▶ **Task to complete**: Repeat the material below exactly, with no pictures.

▶ **The input**:
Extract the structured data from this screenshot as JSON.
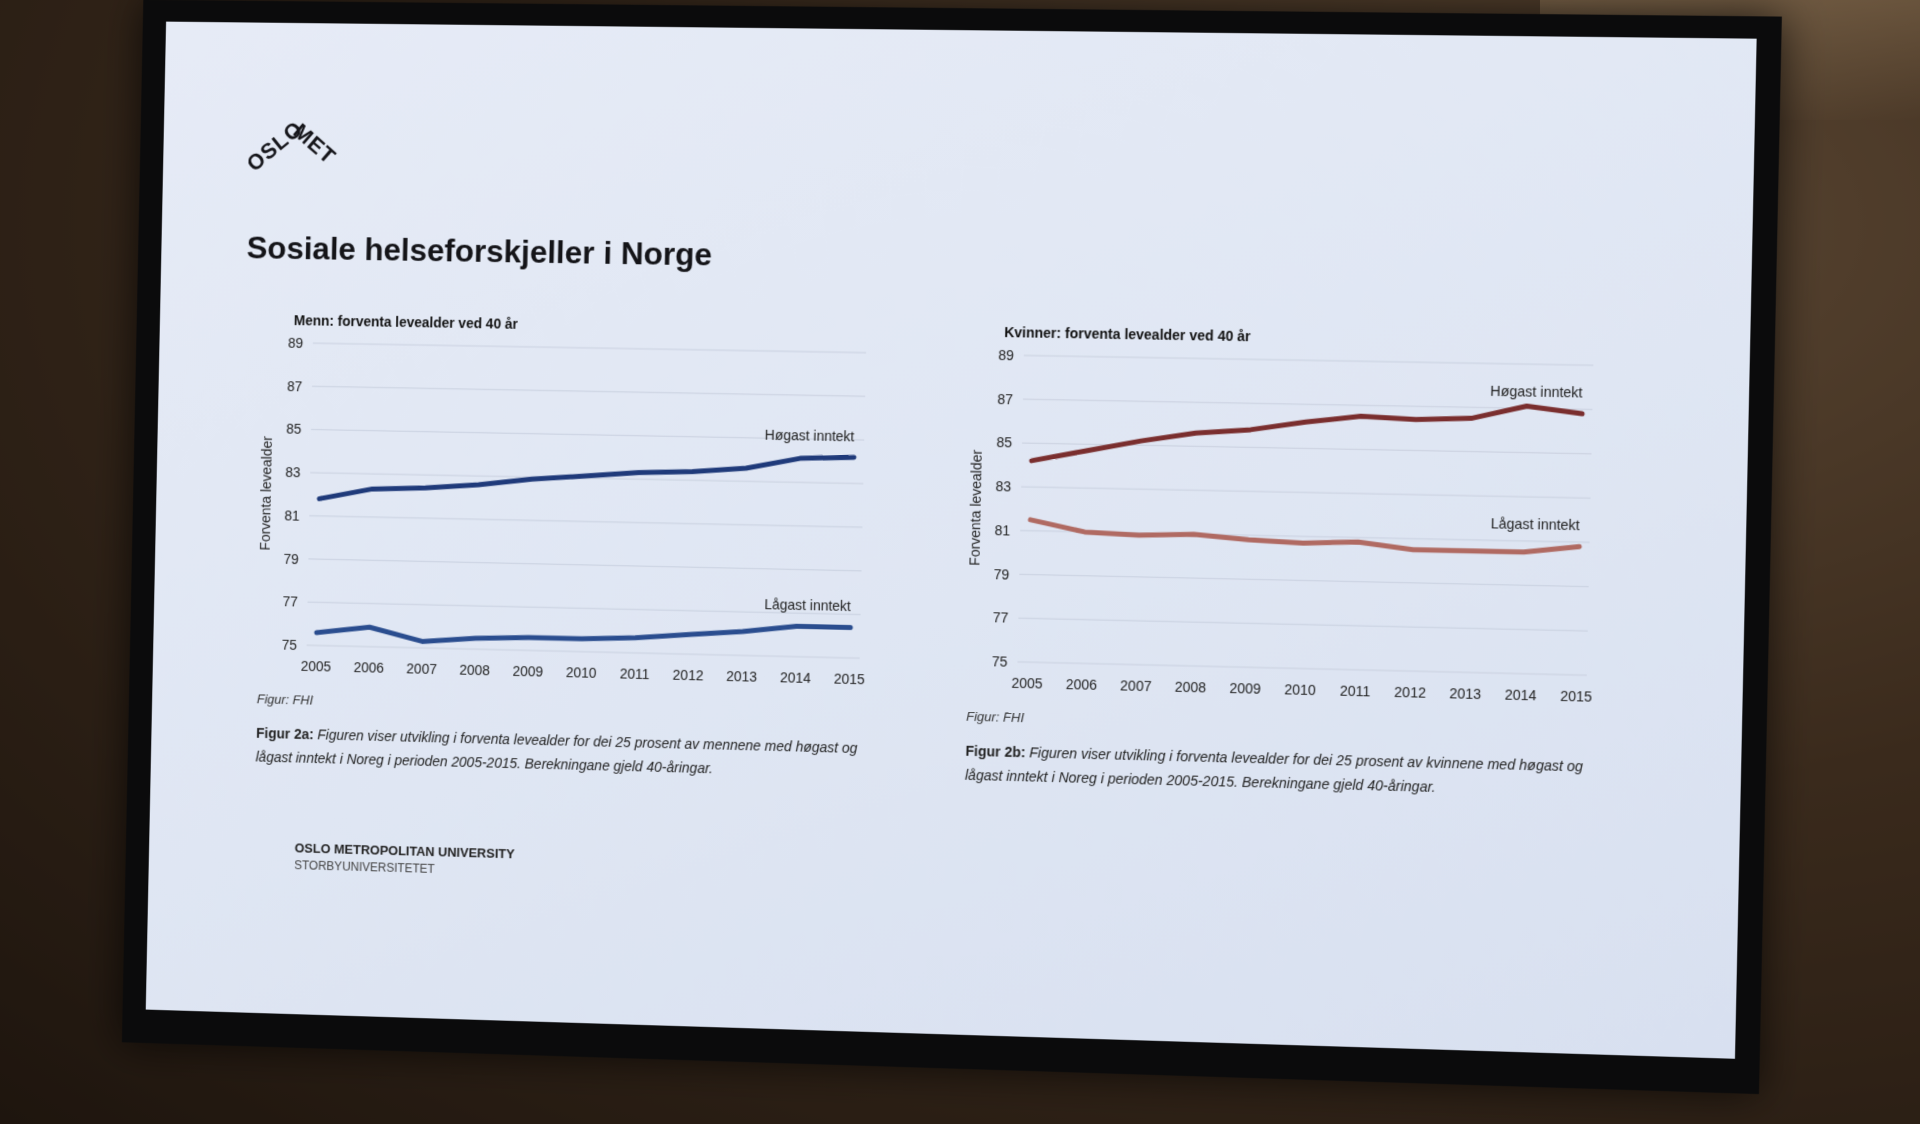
{
  "slide": {
    "logo": "OSLOMET",
    "title": "Sosiale helseforskjeller i Norge",
    "footer_line1": "OSLO METROPOLITAN UNIVERSITY",
    "footer_line2": "STORBYUNIVERSITETET"
  },
  "figures": [
    {
      "source": "Figur: FHI",
      "caption_label": "Figur 2a:",
      "caption_text": "Figuren viser utvikling i forventa levealder for dei 25 prosent av mennene med høgast og lågast inntekt i Noreg i perioden 2005-2015. Berekningane gjeld 40-åringar."
    },
    {
      "source": "Figur: FHI",
      "caption_label": "Figur 2b:",
      "caption_text": "Figuren viser utvikling i forventa levealder for dei 25 prosent av kvinnene med høgast og lågast inntekt i Noreg i perioden 2005-2015. Berekningane gjeld 40-åringar."
    }
  ],
  "chart_data": [
    {
      "type": "line",
      "title": "Menn: forventa levealder ved 40 år",
      "ylabel": "Forventa levealder",
      "xlabel": "",
      "categories": [
        "2005",
        "2006",
        "2007",
        "2008",
        "2009",
        "2010",
        "2011",
        "2012",
        "2013",
        "2014",
        "2015"
      ],
      "yticks": [
        75,
        77,
        79,
        81,
        83,
        85,
        87,
        89
      ],
      "ylim": [
        75,
        89
      ],
      "grid": true,
      "color": "#1f3a7a",
      "series": [
        {
          "name": "Høgast inntekt",
          "values": [
            81.8,
            82.3,
            82.4,
            82.6,
            82.9,
            83.1,
            83.3,
            83.4,
            83.6,
            84.1,
            84.2
          ]
        },
        {
          "name": "Lågast inntekt",
          "values": [
            75.6,
            75.9,
            75.3,
            75.5,
            75.6,
            75.6,
            75.7,
            75.9,
            76.1,
            76.4,
            76.4
          ]
        }
      ]
    },
    {
      "type": "line",
      "title": "Kvinner: forventa levealder ved 40 år",
      "ylabel": "Forventa levealder",
      "xlabel": "",
      "categories": [
        "2005",
        "2006",
        "2007",
        "2008",
        "2009",
        "2010",
        "2011",
        "2012",
        "2013",
        "2014",
        "2015"
      ],
      "yticks": [
        75,
        77,
        79,
        81,
        83,
        85,
        87,
        89
      ],
      "ylim": [
        75,
        89
      ],
      "grid": true,
      "color": "#7a2e2e",
      "series": [
        {
          "name": "Høgast inntekt",
          "values": [
            84.2,
            84.7,
            85.2,
            85.6,
            85.8,
            86.2,
            86.5,
            86.4,
            86.5,
            87.1,
            86.8
          ]
        },
        {
          "name": "Lågast inntekt",
          "values": [
            81.5,
            81.0,
            80.9,
            81.0,
            80.8,
            80.7,
            80.8,
            80.5,
            80.5,
            80.5,
            80.8
          ]
        }
      ]
    }
  ]
}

▶ **Response to this task**:
Extract the structured data from this screenshot as JSON.
{
  "slide": {
    "logo": "OSLOMET",
    "title": "Sosiale helseforskjeller i Norge",
    "footer_line1": "OSLO METROPOLITAN UNIVERSITY",
    "footer_line2": "STORBYUNIVERSITETET"
  },
  "figures": [
    {
      "source": "Figur: FHI",
      "caption_label": "Figur 2a:",
      "caption_text": "Figuren viser utvikling i forventa levealder for dei 25 prosent av mennene med høgast og lågast inntekt i Noreg i perioden 2005-2015. Berekningane gjeld 40-åringar."
    },
    {
      "source": "Figur: FHI",
      "caption_label": "Figur 2b:",
      "caption_text": "Figuren viser utvikling i forventa levealder for dei 25 prosent av kvinnene med høgast og lågast inntekt i Noreg i perioden 2005-2015. Berekningane gjeld 40-åringar."
    }
  ],
  "chart_data": [
    {
      "type": "line",
      "title": "Menn: forventa levealder ved 40 år",
      "ylabel": "Forventa levealder",
      "xlabel": "",
      "categories": [
        "2005",
        "2006",
        "2007",
        "2008",
        "2009",
        "2010",
        "2011",
        "2012",
        "2013",
        "2014",
        "2015"
      ],
      "yticks": [
        75,
        77,
        79,
        81,
        83,
        85,
        87,
        89
      ],
      "ylim": [
        75,
        89
      ],
      "grid": true,
      "color": "#1f3a7a",
      "series": [
        {
          "name": "Høgast inntekt",
          "values": [
            81.8,
            82.3,
            82.4,
            82.6,
            82.9,
            83.1,
            83.3,
            83.4,
            83.6,
            84.1,
            84.2
          ]
        },
        {
          "name": "Lågast inntekt",
          "values": [
            75.6,
            75.9,
            75.3,
            75.5,
            75.6,
            75.6,
            75.7,
            75.9,
            76.1,
            76.4,
            76.4
          ]
        }
      ]
    },
    {
      "type": "line",
      "title": "Kvinner: forventa levealder ved 40 år",
      "ylabel": "Forventa levealder",
      "xlabel": "",
      "categories": [
        "2005",
        "2006",
        "2007",
        "2008",
        "2009",
        "2010",
        "2011",
        "2012",
        "2013",
        "2014",
        "2015"
      ],
      "yticks": [
        75,
        77,
        79,
        81,
        83,
        85,
        87,
        89
      ],
      "ylim": [
        75,
        89
      ],
      "grid": true,
      "color": "#7a2e2e",
      "series": [
        {
          "name": "Høgast inntekt",
          "values": [
            84.2,
            84.7,
            85.2,
            85.6,
            85.8,
            86.2,
            86.5,
            86.4,
            86.5,
            87.1,
            86.8
          ]
        },
        {
          "name": "Lågast inntekt",
          "values": [
            81.5,
            81.0,
            80.9,
            81.0,
            80.8,
            80.7,
            80.8,
            80.5,
            80.5,
            80.5,
            80.8
          ]
        }
      ]
    }
  ]
}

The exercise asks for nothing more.